**Data supplied:**
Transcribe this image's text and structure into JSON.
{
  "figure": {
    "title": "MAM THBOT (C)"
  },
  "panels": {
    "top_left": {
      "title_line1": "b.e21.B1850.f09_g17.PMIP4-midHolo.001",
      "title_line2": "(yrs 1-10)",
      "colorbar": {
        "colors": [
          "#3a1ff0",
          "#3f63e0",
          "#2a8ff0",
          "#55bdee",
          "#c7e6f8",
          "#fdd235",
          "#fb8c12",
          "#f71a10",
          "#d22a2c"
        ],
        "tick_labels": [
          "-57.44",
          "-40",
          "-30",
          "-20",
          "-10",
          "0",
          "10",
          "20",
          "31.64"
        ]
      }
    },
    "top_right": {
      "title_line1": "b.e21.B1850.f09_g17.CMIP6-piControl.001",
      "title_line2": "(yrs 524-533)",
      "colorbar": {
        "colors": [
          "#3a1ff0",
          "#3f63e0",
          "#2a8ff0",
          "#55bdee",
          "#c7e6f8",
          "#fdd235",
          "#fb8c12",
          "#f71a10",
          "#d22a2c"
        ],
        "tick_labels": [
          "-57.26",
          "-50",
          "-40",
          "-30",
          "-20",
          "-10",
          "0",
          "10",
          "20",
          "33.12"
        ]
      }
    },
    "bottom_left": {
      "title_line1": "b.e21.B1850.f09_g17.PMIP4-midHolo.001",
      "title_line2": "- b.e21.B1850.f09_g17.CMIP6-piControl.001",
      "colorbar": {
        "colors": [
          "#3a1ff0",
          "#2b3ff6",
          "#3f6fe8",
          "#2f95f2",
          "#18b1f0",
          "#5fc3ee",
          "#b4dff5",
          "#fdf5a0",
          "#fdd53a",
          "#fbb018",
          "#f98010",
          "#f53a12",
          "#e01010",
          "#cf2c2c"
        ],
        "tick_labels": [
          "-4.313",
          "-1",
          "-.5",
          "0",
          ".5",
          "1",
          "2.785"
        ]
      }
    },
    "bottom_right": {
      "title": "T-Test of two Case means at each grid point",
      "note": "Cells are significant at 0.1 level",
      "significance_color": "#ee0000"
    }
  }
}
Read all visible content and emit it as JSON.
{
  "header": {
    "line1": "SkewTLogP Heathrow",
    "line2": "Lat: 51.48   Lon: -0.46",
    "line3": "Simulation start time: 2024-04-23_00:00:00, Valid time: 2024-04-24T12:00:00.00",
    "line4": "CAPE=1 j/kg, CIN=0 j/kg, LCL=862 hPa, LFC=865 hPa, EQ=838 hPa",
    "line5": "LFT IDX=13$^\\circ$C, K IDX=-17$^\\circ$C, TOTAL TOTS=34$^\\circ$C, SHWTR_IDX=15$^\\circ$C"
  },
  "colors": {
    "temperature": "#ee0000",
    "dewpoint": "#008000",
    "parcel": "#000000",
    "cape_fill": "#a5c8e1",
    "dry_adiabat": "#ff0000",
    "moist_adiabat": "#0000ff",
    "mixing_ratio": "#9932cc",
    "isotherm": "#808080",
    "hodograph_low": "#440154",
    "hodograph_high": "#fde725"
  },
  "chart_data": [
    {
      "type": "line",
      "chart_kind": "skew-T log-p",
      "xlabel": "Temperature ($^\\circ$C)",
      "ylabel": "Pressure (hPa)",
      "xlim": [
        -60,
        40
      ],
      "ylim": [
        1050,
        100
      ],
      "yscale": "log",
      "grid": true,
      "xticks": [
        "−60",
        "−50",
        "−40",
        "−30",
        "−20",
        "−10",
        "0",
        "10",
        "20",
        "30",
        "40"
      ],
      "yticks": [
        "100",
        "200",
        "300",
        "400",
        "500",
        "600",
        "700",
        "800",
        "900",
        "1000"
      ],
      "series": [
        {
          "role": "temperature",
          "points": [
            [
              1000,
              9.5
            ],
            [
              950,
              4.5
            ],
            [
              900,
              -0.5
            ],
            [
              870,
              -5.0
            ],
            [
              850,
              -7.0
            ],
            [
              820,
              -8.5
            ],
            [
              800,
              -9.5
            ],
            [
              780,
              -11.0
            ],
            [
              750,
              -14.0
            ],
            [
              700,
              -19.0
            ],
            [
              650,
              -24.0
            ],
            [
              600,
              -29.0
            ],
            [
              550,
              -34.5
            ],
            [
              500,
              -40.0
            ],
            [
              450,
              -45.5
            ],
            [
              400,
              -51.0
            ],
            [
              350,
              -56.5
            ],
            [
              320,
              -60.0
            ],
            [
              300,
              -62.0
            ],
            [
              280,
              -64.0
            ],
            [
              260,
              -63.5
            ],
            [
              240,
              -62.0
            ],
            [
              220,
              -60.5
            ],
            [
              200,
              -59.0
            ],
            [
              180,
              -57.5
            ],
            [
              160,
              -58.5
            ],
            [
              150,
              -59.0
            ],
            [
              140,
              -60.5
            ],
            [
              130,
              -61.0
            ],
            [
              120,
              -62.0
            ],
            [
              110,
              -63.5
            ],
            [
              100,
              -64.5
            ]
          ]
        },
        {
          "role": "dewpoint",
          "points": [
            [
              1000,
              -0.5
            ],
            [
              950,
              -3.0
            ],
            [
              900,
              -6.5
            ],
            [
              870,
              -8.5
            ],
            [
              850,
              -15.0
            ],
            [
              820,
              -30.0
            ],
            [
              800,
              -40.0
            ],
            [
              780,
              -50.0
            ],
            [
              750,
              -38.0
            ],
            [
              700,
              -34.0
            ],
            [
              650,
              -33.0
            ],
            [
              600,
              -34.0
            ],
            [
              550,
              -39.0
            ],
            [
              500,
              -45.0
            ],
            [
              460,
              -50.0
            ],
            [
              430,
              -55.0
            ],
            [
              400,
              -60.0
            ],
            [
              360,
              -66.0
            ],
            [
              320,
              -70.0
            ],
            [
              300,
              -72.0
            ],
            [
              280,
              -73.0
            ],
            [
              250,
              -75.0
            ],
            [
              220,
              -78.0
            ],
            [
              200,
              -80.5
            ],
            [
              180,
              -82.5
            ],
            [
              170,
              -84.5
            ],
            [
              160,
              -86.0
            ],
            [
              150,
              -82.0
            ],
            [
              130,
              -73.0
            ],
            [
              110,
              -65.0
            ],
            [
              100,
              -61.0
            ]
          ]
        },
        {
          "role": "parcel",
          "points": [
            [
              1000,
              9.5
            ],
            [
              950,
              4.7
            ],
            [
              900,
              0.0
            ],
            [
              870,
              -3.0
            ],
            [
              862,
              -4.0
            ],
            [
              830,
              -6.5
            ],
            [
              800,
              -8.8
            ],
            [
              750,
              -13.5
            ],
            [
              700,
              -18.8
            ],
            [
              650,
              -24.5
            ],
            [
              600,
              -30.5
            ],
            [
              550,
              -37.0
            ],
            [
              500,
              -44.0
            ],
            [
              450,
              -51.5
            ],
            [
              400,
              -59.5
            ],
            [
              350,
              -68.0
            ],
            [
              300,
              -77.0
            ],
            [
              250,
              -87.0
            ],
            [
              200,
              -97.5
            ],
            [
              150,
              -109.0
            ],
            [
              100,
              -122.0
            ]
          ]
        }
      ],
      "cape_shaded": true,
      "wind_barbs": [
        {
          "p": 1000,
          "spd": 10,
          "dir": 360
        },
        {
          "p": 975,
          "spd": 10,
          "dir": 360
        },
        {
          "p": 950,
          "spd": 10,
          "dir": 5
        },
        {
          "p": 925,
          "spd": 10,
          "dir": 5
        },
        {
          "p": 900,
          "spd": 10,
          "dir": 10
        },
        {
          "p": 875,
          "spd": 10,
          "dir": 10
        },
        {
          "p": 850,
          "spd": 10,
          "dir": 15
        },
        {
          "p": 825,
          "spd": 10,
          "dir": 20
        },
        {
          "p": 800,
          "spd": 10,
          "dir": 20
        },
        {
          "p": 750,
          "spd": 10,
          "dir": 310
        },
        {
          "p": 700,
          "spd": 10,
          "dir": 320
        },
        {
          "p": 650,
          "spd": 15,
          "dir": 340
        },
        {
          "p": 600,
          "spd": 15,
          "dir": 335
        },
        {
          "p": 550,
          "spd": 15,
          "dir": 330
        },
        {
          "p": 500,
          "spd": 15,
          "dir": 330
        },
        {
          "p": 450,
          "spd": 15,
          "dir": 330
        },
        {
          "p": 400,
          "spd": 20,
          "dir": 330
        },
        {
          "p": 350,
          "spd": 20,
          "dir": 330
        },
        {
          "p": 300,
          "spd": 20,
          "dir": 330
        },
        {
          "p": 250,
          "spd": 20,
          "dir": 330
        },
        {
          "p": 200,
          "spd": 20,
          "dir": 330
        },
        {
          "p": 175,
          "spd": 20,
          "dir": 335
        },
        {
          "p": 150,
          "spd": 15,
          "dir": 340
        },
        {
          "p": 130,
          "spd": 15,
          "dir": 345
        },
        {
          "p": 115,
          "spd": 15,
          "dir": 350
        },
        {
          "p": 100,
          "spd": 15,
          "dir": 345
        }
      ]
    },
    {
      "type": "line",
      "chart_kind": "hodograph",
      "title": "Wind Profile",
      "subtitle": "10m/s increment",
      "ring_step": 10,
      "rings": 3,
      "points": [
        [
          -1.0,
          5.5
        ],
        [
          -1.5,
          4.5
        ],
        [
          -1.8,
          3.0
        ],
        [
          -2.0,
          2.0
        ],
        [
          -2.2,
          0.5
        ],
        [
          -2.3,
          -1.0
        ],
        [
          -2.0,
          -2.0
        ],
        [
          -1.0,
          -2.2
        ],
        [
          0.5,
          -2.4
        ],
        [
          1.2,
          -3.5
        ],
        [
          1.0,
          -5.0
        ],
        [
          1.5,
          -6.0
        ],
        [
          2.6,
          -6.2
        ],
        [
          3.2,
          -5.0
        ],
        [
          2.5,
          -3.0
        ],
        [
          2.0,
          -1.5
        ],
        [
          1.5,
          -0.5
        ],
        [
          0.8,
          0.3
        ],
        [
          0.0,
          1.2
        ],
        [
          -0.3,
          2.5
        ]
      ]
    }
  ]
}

**Objective:**
From the listing above, collect every line that mentions the word "grid".

**Solved exercise:**
      "title": "T-Test of two Case means at each grid point",
      "grid": true,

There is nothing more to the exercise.